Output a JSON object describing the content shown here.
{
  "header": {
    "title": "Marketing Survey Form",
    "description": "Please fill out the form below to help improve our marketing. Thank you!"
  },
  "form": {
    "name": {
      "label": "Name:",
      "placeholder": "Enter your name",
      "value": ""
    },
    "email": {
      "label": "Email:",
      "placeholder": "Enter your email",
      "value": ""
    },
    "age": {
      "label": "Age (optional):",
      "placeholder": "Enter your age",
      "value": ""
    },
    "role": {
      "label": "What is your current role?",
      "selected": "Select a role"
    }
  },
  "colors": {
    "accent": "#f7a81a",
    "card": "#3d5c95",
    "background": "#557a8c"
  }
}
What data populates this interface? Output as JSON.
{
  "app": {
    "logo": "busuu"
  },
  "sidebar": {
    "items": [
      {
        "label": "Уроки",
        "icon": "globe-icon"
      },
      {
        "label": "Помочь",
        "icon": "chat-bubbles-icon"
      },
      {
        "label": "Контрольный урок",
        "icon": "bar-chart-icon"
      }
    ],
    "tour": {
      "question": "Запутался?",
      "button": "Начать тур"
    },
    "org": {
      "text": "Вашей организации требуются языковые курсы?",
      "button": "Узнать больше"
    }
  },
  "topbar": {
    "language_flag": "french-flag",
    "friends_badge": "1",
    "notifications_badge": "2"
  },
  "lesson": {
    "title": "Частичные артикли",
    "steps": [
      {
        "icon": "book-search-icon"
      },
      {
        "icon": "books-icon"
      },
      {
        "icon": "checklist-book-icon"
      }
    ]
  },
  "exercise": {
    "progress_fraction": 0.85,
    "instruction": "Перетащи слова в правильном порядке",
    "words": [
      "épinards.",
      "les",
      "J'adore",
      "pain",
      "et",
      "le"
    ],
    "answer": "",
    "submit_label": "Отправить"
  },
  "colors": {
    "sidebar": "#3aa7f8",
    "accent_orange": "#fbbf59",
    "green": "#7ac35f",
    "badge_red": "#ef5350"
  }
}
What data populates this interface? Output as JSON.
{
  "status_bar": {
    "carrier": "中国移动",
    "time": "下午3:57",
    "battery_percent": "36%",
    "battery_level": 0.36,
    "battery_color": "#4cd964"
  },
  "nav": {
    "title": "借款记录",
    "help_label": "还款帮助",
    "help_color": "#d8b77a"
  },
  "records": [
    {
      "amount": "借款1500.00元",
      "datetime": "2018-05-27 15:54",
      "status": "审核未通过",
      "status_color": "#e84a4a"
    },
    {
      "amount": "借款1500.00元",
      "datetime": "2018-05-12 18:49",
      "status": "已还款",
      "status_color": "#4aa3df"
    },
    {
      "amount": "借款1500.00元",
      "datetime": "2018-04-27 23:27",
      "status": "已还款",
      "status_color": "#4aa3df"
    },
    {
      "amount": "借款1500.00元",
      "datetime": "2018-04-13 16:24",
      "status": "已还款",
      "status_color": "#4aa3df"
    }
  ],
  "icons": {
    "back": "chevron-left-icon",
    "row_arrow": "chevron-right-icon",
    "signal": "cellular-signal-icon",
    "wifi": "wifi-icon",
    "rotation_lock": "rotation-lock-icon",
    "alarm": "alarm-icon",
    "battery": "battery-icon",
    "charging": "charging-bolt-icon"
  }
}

- The problem
Look above for lines with the word "title" and copy them all.

- Full answer
    "title": "Marketing Survey Form",
    "title": "Частичные артикли",
    "title": "借款记录",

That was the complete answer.